DIRECTIONS
Make an exact transcription of the material, leaving out all images.

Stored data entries
[BEGIN]

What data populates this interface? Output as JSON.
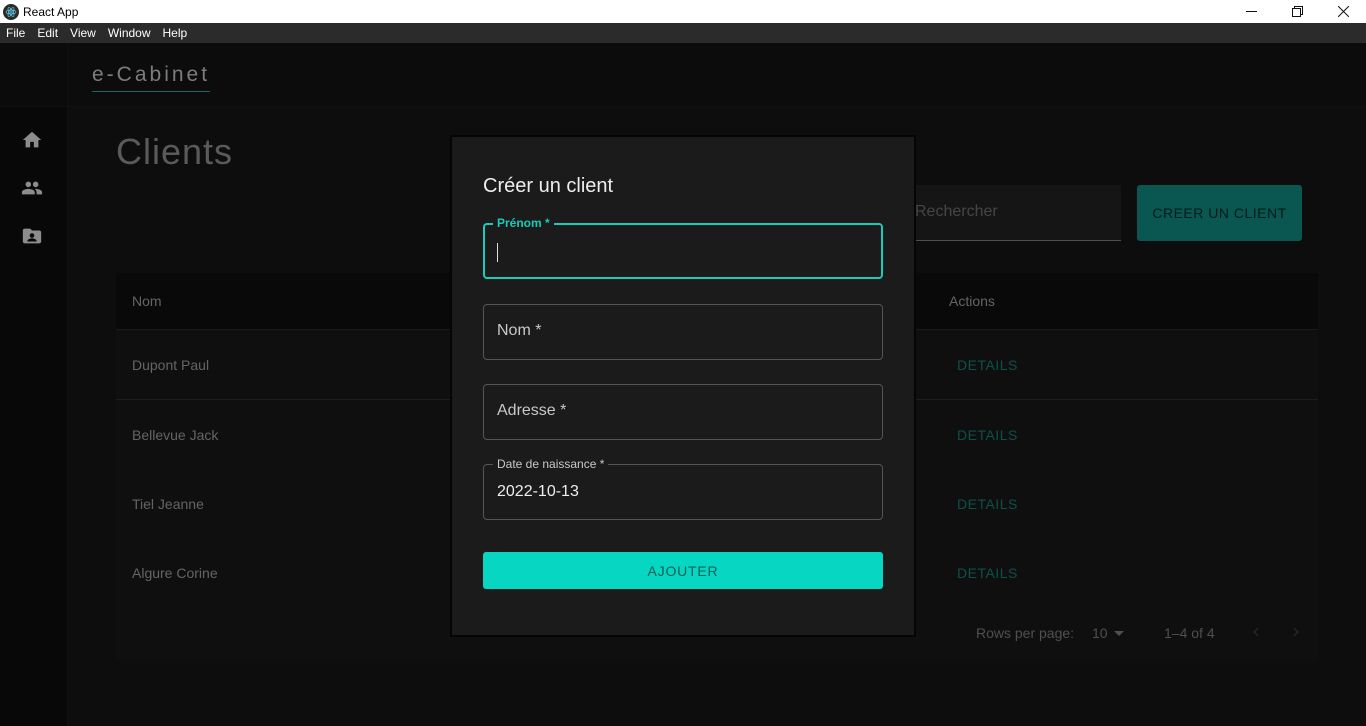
{
  "window": {
    "title": "React App",
    "controls": [
      "minimize-icon",
      "restore-icon",
      "close-icon"
    ]
  },
  "menubar": {
    "items": [
      "File",
      "Edit",
      "View",
      "Window",
      "Help"
    ]
  },
  "rail": {
    "icons": [
      "home-icon",
      "people-icon",
      "contact-folder-icon"
    ]
  },
  "header": {
    "brand": "e-Cabinet"
  },
  "page": {
    "title": "Clients",
    "search_placeholder": "Rechercher",
    "create_button": "CREER UN CLIENT"
  },
  "table": {
    "headers": {
      "name": "Nom",
      "actions": "Actions"
    },
    "rows": [
      {
        "name": "Dupont Paul",
        "action": "DETAILS"
      },
      {
        "name": "Bellevue Jack",
        "action": "DETAILS"
      },
      {
        "name": "Tiel Jeanne",
        "action": "DETAILS"
      },
      {
        "name": "Algure Corine",
        "action": "DETAILS"
      }
    ],
    "footer": {
      "rows_per_page_label": "Rows per page:",
      "rows_per_page_value": "10",
      "range": "1–4 of 4"
    }
  },
  "modal": {
    "title": "Créer un client",
    "fields": {
      "prenom": {
        "label": "Prénom *",
        "value": ""
      },
      "nom": {
        "label": "Nom *",
        "value": ""
      },
      "adresse": {
        "label": "Adresse *",
        "value": ""
      },
      "naissance": {
        "label": "Date de naissance *",
        "value": "2022-10-13"
      }
    },
    "submit": "AJOUTER"
  },
  "colors": {
    "accent": "#19cbb8",
    "button_teal": "#10857b",
    "submit_teal": "#07d6c3",
    "background": "#141414"
  }
}
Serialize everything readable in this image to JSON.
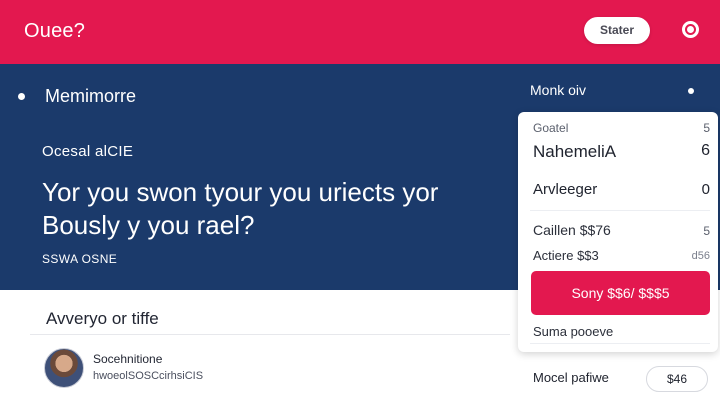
{
  "header": {
    "brand": "Ouee?",
    "button_label": "Stater",
    "icon": "target-icon"
  },
  "hero": {
    "title": "Memimorre",
    "subtitle": "Ocesal alCIE",
    "headline": "Yor you swon tyour you uriects yor Bously y you rael?",
    "small_text": "SSWA OSNE"
  },
  "section": {
    "title": "Avveryo or tiffe",
    "person_name": "Socehnitione",
    "person_meta": "hwoeolSOSCcirhsiCIS"
  },
  "side_panel": {
    "header": "Monk oiv",
    "rows": [
      {
        "label": "Goatel",
        "value": "5"
      },
      {
        "label": "NahemeliA",
        "value": "6"
      },
      {
        "label": "Arvleeger",
        "value": "0"
      },
      {
        "label": "Caillen $$76",
        "value": "5"
      },
      {
        "label": "Actiere $$3",
        "value": "d56"
      }
    ],
    "cta_label": "Sony $$6/ $$$5",
    "secondary_label": "Suma pooeve",
    "bottom_label": "Mocel pafiwe",
    "bottom_value": "$46"
  },
  "colors": {
    "brand_red": "#e3184f",
    "hero_navy": "#1b3a6b"
  }
}
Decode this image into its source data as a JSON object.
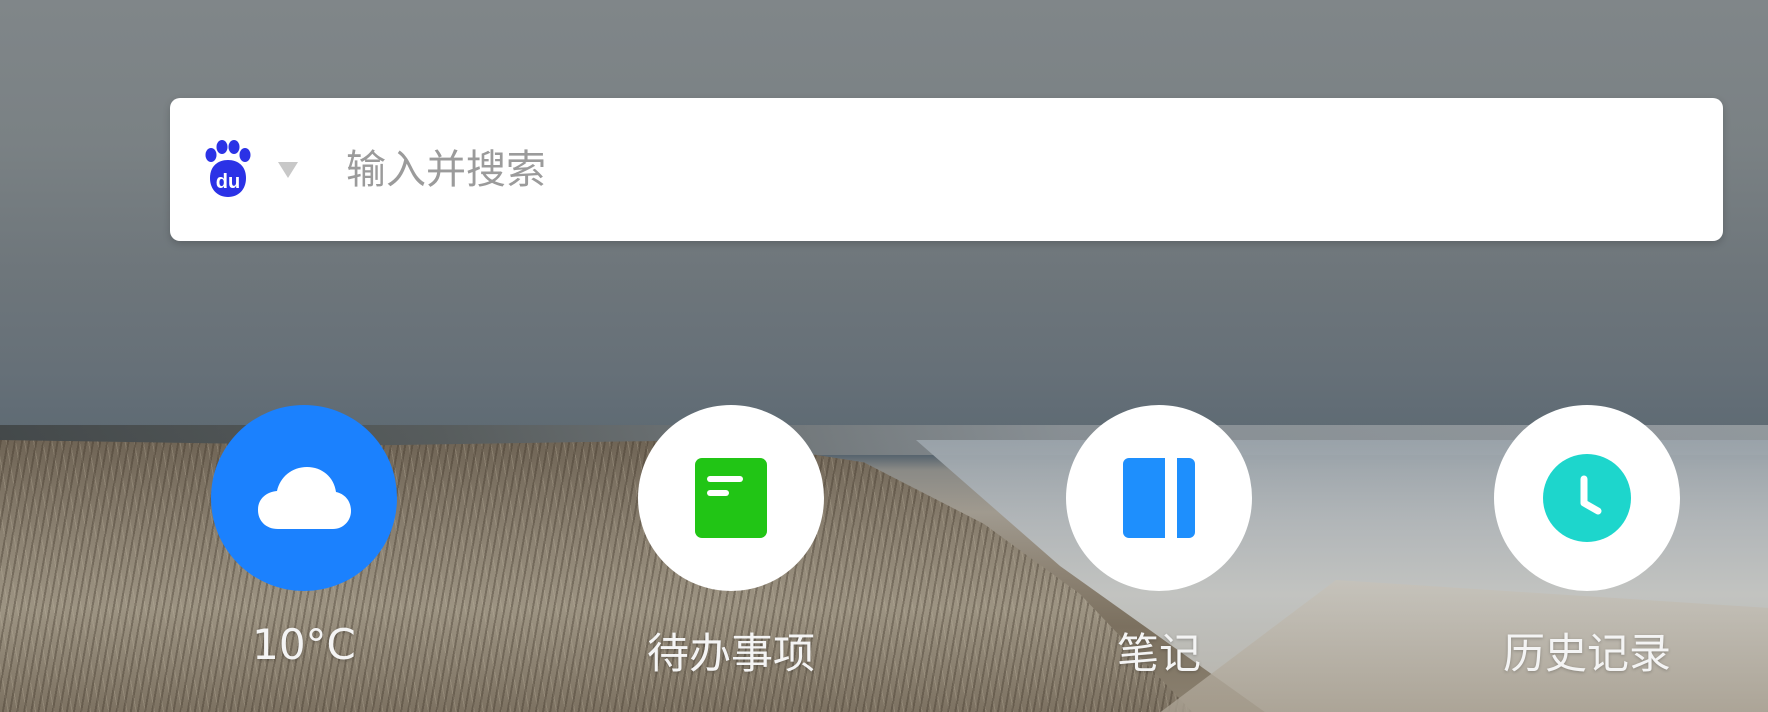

[END]

COMPLETED TASK
What data populates this interface? Output as JSON.
{
  "window": {
    "title": "React App",
    "controls": [
      "minimize-icon",
      "restore-icon",
      "close-icon"
    ]
  },
  "menubar": {
    "items": [
      "File",
      "Edit",
      "View",
      "Window",
      "Help"
    ]
  },
  "rail": {
    "icons": [
      "home-icon",
      "people-icon",
      "contact-folder-icon"
    ]
  },
  "header": {
    "brand": "e-Cabinet"
  },
  "page": {
    "title": "Clients",
    "search_placeholder": "Rechercher",
    "create_button": "CREER UN CLIENT"
  },
  "table": {
    "headers": {
      "name": "Nom",
      "actions": "Actions"
    },
    "rows": [
      {
        "name": "Dupont Paul",
        "action": "DETAILS"
      },
      {
        "name": "Bellevue Jack",
        "action": "DETAILS"
      },
      {
        "name": "Tiel Jeanne",
        "action": "DETAILS"
      },
      {
        "name": "Algure Corine",
        "action": "DETAILS"
      }
    ],
    "footer": {
      "rows_per_page_label": "Rows per page:",
      "rows_per_page_value": "10",
      "range": "1–4 of 4"
    }
  },
  "modal": {
    "title": "Créer un client",
    "fields": {
      "prenom": {
        "label": "Prénom *",
        "value": ""
      },
      "nom": {
        "label": "Nom *",
        "value": ""
      },
      "adresse": {
        "label": "Adresse *",
        "value": ""
      },
      "naissance": {
        "label": "Date de naissance *",
        "value": "2022-10-13"
      }
    },
    "submit": "AJOUTER"
  },
  "colors": {
    "accent": "#19cbb8",
    "button_teal": "#10857b",
    "submit_teal": "#07d6c3",
    "background": "#141414"
  }
}
Serialize everything readable in this image to JSON.
{
  "header": {
    "brand": "Ouee?",
    "button_label": "Stater",
    "icon": "target-icon"
  },
  "hero": {
    "title": "Memimorre",
    "subtitle": "Ocesal alCIE",
    "headline": "Yor you swon tyour you uriects yor Bously y you rael?",
    "small_text": "SSWA OSNE"
  },
  "section": {
    "title": "Avveryo or tiffe",
    "person_name": "Socehnitione",
    "person_meta": "hwoeolSOSCcirhsiCIS"
  },
  "side_panel": {
    "header": "Monk oiv",
    "rows": [
      {
        "label": "Goatel",
        "value": "5"
      },
      {
        "label": "NahemeliA",
        "value": "6"
      },
      {
        "label": "Arvleeger",
        "value": "0"
      },
      {
        "label": "Caillen $$76",
        "value": "5"
      },
      {
        "label": "Actiere $$3",
        "value": "d56"
      }
    ],
    "cta_label": "Sony $$6/ $$$5",
    "secondary_label": "Suma pooeve",
    "bottom_label": "Mocel pafiwe",
    "bottom_value": "$46"
  },
  "colors": {
    "brand_red": "#e3184f",
    "hero_navy": "#1b3a6b"
  }
}
Decode this image into its source data as a JSON object.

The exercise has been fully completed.